▶ Aim of the exercise
Go through the entries below and pick out every line with "JSON".

▶ Data to use
====

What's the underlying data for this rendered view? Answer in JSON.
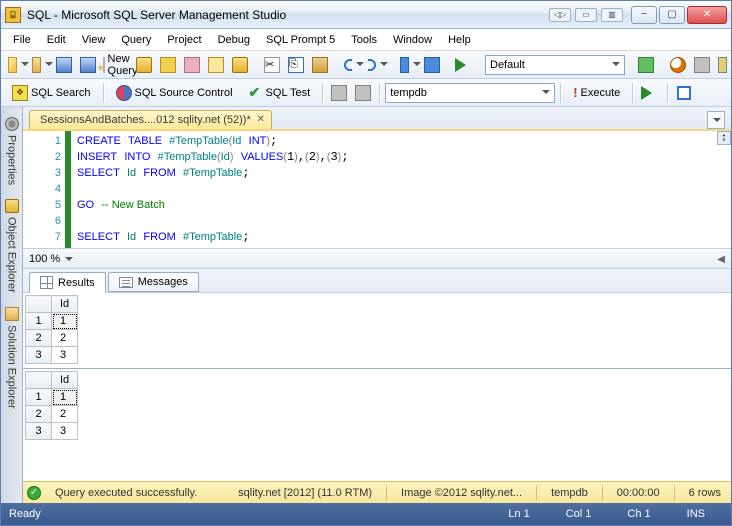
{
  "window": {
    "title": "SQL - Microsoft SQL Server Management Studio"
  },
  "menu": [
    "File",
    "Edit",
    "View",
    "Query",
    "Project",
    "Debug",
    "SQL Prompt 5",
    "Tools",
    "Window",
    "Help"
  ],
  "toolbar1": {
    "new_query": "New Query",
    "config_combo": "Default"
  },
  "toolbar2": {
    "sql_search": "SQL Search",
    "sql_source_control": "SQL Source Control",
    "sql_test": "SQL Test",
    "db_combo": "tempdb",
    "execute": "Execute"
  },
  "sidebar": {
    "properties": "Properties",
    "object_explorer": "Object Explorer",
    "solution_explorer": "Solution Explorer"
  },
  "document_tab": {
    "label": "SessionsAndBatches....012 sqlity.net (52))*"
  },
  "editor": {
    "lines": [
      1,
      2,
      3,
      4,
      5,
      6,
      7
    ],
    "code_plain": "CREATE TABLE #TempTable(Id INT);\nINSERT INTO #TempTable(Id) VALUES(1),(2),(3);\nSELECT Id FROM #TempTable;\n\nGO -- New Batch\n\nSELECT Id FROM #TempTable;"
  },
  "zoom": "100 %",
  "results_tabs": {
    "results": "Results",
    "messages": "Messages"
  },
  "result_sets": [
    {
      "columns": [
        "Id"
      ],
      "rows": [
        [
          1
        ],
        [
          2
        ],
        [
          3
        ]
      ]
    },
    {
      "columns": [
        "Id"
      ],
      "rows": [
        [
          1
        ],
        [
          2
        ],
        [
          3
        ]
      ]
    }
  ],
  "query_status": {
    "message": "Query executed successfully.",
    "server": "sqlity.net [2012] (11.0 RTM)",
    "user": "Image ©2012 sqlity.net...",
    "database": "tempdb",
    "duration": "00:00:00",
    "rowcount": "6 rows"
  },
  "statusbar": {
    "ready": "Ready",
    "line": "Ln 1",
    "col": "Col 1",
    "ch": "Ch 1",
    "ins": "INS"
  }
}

====

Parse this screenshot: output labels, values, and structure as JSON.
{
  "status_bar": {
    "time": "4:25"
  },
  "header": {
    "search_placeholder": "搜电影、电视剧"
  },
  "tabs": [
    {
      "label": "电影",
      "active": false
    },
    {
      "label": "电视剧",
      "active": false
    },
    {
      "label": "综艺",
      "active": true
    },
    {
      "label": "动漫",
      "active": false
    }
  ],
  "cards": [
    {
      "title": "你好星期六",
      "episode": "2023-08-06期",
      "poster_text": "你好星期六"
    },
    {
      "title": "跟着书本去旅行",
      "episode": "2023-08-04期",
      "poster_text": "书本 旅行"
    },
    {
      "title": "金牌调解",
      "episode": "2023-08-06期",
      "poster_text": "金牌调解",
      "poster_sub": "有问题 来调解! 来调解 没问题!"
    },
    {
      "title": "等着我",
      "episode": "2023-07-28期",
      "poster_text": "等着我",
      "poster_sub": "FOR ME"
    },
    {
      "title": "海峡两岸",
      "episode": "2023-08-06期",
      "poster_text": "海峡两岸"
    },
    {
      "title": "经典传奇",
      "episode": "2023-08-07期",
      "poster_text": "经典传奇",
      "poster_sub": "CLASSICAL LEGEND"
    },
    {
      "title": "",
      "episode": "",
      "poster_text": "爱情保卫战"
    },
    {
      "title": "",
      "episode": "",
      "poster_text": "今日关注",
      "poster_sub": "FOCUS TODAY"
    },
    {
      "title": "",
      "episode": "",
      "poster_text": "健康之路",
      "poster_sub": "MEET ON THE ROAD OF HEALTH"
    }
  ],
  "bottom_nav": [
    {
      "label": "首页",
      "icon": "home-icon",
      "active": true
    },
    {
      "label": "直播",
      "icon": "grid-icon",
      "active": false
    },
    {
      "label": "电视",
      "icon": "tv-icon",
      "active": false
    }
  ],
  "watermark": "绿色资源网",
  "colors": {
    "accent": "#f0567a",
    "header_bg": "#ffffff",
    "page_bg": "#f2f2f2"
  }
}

====

▶ Task response
What's the underlying data for this rendered view? Answer in JSON.
Parse this screenshot: output labels, values, and structure as JSON.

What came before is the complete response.